__EXERCISE AIM__
Pull every line with the word "University" out of the entries below.

####################

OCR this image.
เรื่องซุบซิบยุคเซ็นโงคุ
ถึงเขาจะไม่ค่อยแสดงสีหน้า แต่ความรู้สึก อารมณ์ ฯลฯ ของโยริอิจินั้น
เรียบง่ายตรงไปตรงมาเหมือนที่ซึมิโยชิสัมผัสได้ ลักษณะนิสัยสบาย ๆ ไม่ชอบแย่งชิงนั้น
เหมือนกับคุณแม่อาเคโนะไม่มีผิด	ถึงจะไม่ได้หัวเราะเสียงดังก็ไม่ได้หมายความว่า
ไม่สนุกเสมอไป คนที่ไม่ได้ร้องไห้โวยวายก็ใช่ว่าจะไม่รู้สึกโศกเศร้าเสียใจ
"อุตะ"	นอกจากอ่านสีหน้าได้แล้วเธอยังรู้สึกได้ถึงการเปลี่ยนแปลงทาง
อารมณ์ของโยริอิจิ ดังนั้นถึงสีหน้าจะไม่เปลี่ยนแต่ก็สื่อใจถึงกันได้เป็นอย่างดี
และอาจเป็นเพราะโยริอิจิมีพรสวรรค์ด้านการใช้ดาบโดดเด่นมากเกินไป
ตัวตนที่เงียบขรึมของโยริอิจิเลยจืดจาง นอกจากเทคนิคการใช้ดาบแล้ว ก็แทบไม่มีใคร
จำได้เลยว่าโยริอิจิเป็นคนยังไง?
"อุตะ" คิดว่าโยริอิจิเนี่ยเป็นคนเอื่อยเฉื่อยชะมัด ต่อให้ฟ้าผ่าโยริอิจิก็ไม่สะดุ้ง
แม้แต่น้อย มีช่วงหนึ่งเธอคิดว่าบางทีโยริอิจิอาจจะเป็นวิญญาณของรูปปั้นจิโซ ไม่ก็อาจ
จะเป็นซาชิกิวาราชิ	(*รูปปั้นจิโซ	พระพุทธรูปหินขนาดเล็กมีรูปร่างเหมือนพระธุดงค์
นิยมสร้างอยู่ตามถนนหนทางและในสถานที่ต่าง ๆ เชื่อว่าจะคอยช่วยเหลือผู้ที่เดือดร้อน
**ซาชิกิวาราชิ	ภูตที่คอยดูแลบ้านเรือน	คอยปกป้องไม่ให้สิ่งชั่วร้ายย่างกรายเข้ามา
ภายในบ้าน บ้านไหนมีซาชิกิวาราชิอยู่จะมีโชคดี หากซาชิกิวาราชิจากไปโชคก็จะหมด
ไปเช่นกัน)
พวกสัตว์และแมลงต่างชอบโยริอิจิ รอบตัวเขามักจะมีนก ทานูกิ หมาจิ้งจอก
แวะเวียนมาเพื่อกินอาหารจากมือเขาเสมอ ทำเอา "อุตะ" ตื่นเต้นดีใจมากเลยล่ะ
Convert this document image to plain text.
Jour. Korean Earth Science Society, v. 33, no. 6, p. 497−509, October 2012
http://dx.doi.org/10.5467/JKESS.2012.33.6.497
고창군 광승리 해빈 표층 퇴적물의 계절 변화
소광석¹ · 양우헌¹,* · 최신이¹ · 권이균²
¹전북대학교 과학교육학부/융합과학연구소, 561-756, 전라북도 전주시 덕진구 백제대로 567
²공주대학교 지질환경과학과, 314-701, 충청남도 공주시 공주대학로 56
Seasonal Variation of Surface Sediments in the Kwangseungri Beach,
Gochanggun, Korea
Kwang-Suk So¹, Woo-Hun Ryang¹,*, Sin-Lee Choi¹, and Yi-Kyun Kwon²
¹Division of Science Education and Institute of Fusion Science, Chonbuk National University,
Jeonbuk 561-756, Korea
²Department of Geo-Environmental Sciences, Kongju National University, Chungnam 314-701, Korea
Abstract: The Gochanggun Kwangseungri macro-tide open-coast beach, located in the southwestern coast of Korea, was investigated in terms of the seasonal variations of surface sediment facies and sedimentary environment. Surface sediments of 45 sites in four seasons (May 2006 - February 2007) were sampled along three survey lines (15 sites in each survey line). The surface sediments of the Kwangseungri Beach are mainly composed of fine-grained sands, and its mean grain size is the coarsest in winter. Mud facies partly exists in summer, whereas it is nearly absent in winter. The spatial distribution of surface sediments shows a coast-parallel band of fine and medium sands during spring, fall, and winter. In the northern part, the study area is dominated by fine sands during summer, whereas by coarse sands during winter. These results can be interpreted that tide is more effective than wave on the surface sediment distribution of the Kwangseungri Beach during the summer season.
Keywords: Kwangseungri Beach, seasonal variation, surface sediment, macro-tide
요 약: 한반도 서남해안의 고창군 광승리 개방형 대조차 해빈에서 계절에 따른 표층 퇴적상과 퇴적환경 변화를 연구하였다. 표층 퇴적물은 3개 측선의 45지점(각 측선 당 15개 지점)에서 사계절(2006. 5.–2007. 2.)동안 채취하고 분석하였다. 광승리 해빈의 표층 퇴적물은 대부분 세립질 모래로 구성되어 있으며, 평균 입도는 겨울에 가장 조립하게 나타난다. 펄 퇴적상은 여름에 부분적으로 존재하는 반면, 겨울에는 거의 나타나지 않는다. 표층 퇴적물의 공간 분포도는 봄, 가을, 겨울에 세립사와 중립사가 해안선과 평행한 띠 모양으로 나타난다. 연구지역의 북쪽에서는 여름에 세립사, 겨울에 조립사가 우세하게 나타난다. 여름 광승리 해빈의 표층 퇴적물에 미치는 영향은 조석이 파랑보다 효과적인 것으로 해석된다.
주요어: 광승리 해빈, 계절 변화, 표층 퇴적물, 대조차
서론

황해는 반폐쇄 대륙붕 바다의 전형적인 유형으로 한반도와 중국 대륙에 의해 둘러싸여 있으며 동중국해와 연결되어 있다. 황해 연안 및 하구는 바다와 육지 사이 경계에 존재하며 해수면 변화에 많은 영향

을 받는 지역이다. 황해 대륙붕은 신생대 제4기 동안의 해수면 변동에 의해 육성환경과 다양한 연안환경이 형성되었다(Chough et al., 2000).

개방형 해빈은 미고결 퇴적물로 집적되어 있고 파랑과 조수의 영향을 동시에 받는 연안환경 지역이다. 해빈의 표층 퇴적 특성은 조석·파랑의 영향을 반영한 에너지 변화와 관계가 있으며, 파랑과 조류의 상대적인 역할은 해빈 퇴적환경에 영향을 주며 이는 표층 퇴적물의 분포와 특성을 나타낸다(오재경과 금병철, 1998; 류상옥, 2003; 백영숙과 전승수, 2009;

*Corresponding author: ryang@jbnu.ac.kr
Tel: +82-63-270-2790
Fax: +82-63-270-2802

####################

__OUTPUT OF THE EXERCISE__
¹Division of Science Education and Institute of Fusion Science, Chonbuk National University,
²Department of Geo-Environmental Sciences, Kongju National University, Chungnam 314-701, Korea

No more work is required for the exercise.